◆ WHAT TO DO:
Leave out every picture, then transcribe the rest of the listing exactly.

◆ DATA TO PROCESS:
§ §
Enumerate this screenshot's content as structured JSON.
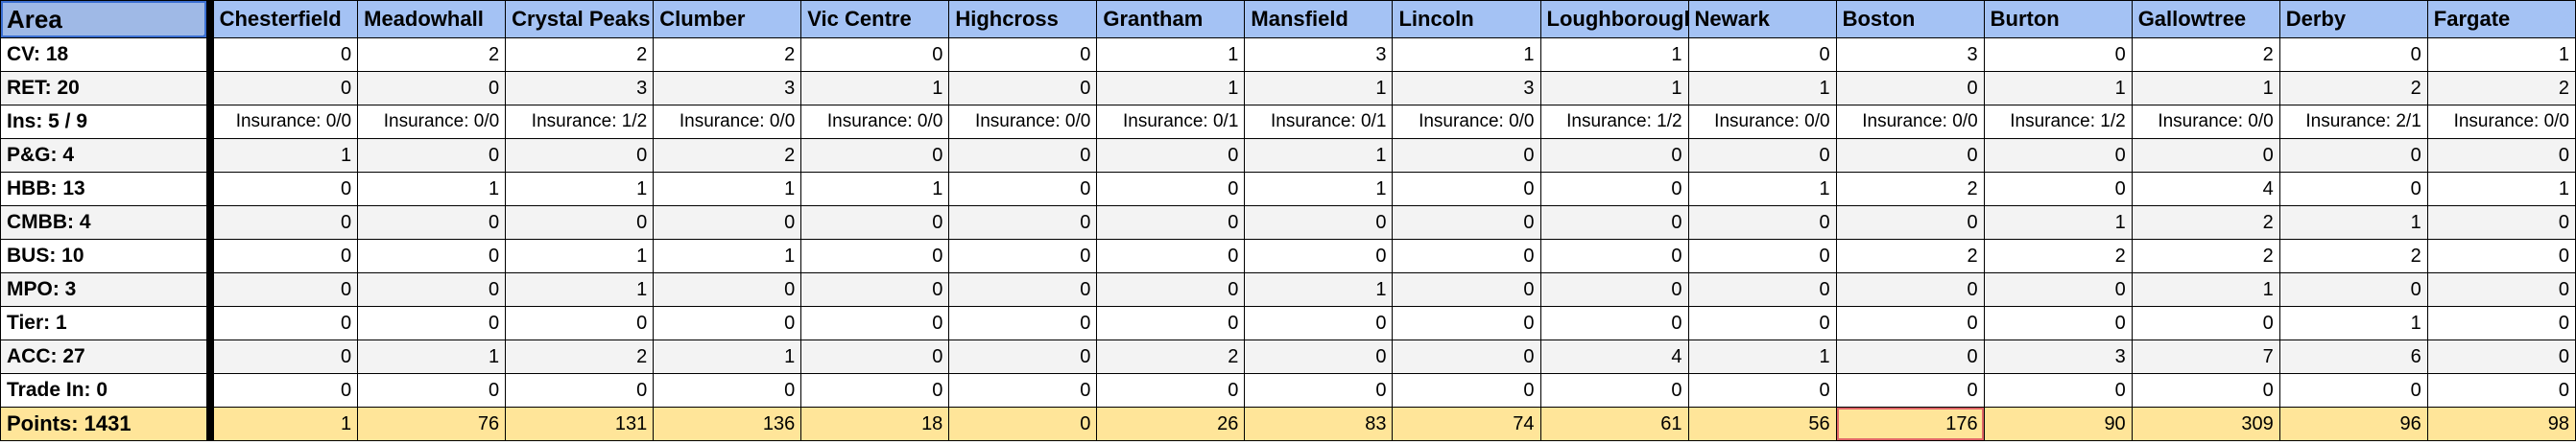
{
  "sheet": {
    "corner_label": "Area",
    "columns": [
      "Chesterfield",
      "Meadowhall",
      "Crystal Peaks",
      "Clumber",
      "Vic Centre",
      "Highcross",
      "Grantham",
      "Mansfield",
      "Lincoln",
      "Loughborough",
      "Newark",
      "Boston",
      "Burton",
      "Gallowtree",
      "Derby",
      "Fargate"
    ],
    "rows": [
      {
        "label": "CV: 18",
        "type": "num",
        "values": [
          "0",
          "2",
          "2",
          "2",
          "0",
          "0",
          "1",
          "3",
          "1",
          "1",
          "0",
          "3",
          "0",
          "2",
          "0",
          "1"
        ]
      },
      {
        "label": "RET: 20",
        "type": "num",
        "values": [
          "0",
          "0",
          "3",
          "3",
          "1",
          "0",
          "1",
          "1",
          "3",
          "1",
          "1",
          "0",
          "1",
          "1",
          "2",
          "2"
        ]
      },
      {
        "label": "Ins: 5 / 9",
        "type": "ins",
        "values": [
          "Insurance: 0/0",
          "Insurance: 0/0",
          "Insurance: 1/2",
          "Insurance: 0/0",
          "Insurance: 0/0",
          "Insurance: 0/0",
          "Insurance: 0/1",
          "Insurance: 0/1",
          "Insurance: 0/0",
          "Insurance: 1/2",
          "Insurance: 0/0",
          "Insurance: 0/0",
          "Insurance: 1/2",
          "Insurance: 0/0",
          "Insurance: 2/1",
          "Insurance: 0/0"
        ]
      },
      {
        "label": "P&G: 4",
        "type": "num",
        "values": [
          "1",
          "0",
          "0",
          "2",
          "0",
          "0",
          "0",
          "1",
          "0",
          "0",
          "0",
          "0",
          "0",
          "0",
          "0",
          "0"
        ]
      },
      {
        "label": "HBB: 13",
        "type": "num",
        "values": [
          "0",
          "1",
          "1",
          "1",
          "1",
          "0",
          "0",
          "1",
          "0",
          "0",
          "1",
          "2",
          "0",
          "4",
          "0",
          "1"
        ]
      },
      {
        "label": "CMBB: 4",
        "type": "num",
        "values": [
          "0",
          "0",
          "0",
          "0",
          "0",
          "0",
          "0",
          "0",
          "0",
          "0",
          "0",
          "0",
          "1",
          "2",
          "1",
          "0"
        ]
      },
      {
        "label": "BUS: 10",
        "type": "num",
        "values": [
          "0",
          "0",
          "1",
          "1",
          "0",
          "0",
          "0",
          "0",
          "0",
          "0",
          "0",
          "2",
          "2",
          "2",
          "2",
          "0"
        ]
      },
      {
        "label": "MPO: 3",
        "type": "num",
        "values": [
          "0",
          "0",
          "1",
          "0",
          "0",
          "0",
          "0",
          "1",
          "0",
          "0",
          "0",
          "0",
          "0",
          "1",
          "0",
          "0"
        ]
      },
      {
        "label": "Tier: 1",
        "type": "num",
        "values": [
          "0",
          "0",
          "0",
          "0",
          "0",
          "0",
          "0",
          "0",
          "0",
          "0",
          "0",
          "0",
          "0",
          "0",
          "1",
          "0"
        ]
      },
      {
        "label": "ACC: 27",
        "type": "num",
        "values": [
          "0",
          "1",
          "2",
          "1",
          "0",
          "0",
          "2",
          "0",
          "0",
          "4",
          "1",
          "0",
          "3",
          "7",
          "6",
          "0"
        ]
      },
      {
        "label": "Trade In: 0",
        "type": "num",
        "values": [
          "0",
          "0",
          "0",
          "0",
          "0",
          "0",
          "0",
          "0",
          "0",
          "0",
          "0",
          "0",
          "0",
          "0",
          "0",
          "0"
        ]
      }
    ],
    "points": {
      "label": "Points: 1431",
      "values": [
        "1",
        "76",
        "131",
        "136",
        "18",
        "0",
        "26",
        "83",
        "74",
        "61",
        "56",
        "176",
        "90",
        "309",
        "96",
        "98"
      ]
    },
    "highlight_color": "#e06666",
    "header_color": "#a4c2f4",
    "points_color": "#ffe599"
  }
}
§ §
◆ ANSWER TO THIS TASK:
Enumerate this screenshot's content as structured JSON.
{
  "sheet": {
    "corner_label": "Area",
    "columns": [
      "Chesterfield",
      "Meadowhall",
      "Crystal Peaks",
      "Clumber",
      "Vic Centre",
      "Highcross",
      "Grantham",
      "Mansfield",
      "Lincoln",
      "Loughborough",
      "Newark",
      "Boston",
      "Burton",
      "Gallowtree",
      "Derby",
      "Fargate"
    ],
    "rows": [
      {
        "label": "CV: 18",
        "type": "num",
        "values": [
          "0",
          "2",
          "2",
          "2",
          "0",
          "0",
          "1",
          "3",
          "1",
          "1",
          "0",
          "3",
          "0",
          "2",
          "0",
          "1"
        ]
      },
      {
        "label": "RET: 20",
        "type": "num",
        "values": [
          "0",
          "0",
          "3",
          "3",
          "1",
          "0",
          "1",
          "1",
          "3",
          "1",
          "1",
          "0",
          "1",
          "1",
          "2",
          "2"
        ]
      },
      {
        "label": "Ins: 5 / 9",
        "type": "ins",
        "values": [
          "Insurance: 0/0",
          "Insurance: 0/0",
          "Insurance: 1/2",
          "Insurance: 0/0",
          "Insurance: 0/0",
          "Insurance: 0/0",
          "Insurance: 0/1",
          "Insurance: 0/1",
          "Insurance: 0/0",
          "Insurance: 1/2",
          "Insurance: 0/0",
          "Insurance: 0/0",
          "Insurance: 1/2",
          "Insurance: 0/0",
          "Insurance: 2/1",
          "Insurance: 0/0"
        ]
      },
      {
        "label": "P&G: 4",
        "type": "num",
        "values": [
          "1",
          "0",
          "0",
          "2",
          "0",
          "0",
          "0",
          "1",
          "0",
          "0",
          "0",
          "0",
          "0",
          "0",
          "0",
          "0"
        ]
      },
      {
        "label": "HBB: 13",
        "type": "num",
        "values": [
          "0",
          "1",
          "1",
          "1",
          "1",
          "0",
          "0",
          "1",
          "0",
          "0",
          "1",
          "2",
          "0",
          "4",
          "0",
          "1"
        ]
      },
      {
        "label": "CMBB: 4",
        "type": "num",
        "values": [
          "0",
          "0",
          "0",
          "0",
          "0",
          "0",
          "0",
          "0",
          "0",
          "0",
          "0",
          "0",
          "1",
          "2",
          "1",
          "0"
        ]
      },
      {
        "label": "BUS: 10",
        "type": "num",
        "values": [
          "0",
          "0",
          "1",
          "1",
          "0",
          "0",
          "0",
          "0",
          "0",
          "0",
          "0",
          "2",
          "2",
          "2",
          "2",
          "0"
        ]
      },
      {
        "label": "MPO: 3",
        "type": "num",
        "values": [
          "0",
          "0",
          "1",
          "0",
          "0",
          "0",
          "0",
          "1",
          "0",
          "0",
          "0",
          "0",
          "0",
          "1",
          "0",
          "0"
        ]
      },
      {
        "label": "Tier: 1",
        "type": "num",
        "values": [
          "0",
          "0",
          "0",
          "0",
          "0",
          "0",
          "0",
          "0",
          "0",
          "0",
          "0",
          "0",
          "0",
          "0",
          "1",
          "0"
        ]
      },
      {
        "label": "ACC: 27",
        "type": "num",
        "values": [
          "0",
          "1",
          "2",
          "1",
          "0",
          "0",
          "2",
          "0",
          "0",
          "4",
          "1",
          "0",
          "3",
          "7",
          "6",
          "0"
        ]
      },
      {
        "label": "Trade In: 0",
        "type": "num",
        "values": [
          "0",
          "0",
          "0",
          "0",
          "0",
          "0",
          "0",
          "0",
          "0",
          "0",
          "0",
          "0",
          "0",
          "0",
          "0",
          "0"
        ]
      }
    ],
    "points": {
      "label": "Points: 1431",
      "values": [
        "1",
        "76",
        "131",
        "136",
        "18",
        "0",
        "26",
        "83",
        "74",
        "61",
        "56",
        "176",
        "90",
        "309",
        "96",
        "98"
      ]
    },
    "highlight_color": "#e06666",
    "header_color": "#a4c2f4",
    "points_color": "#ffe599"
  }
}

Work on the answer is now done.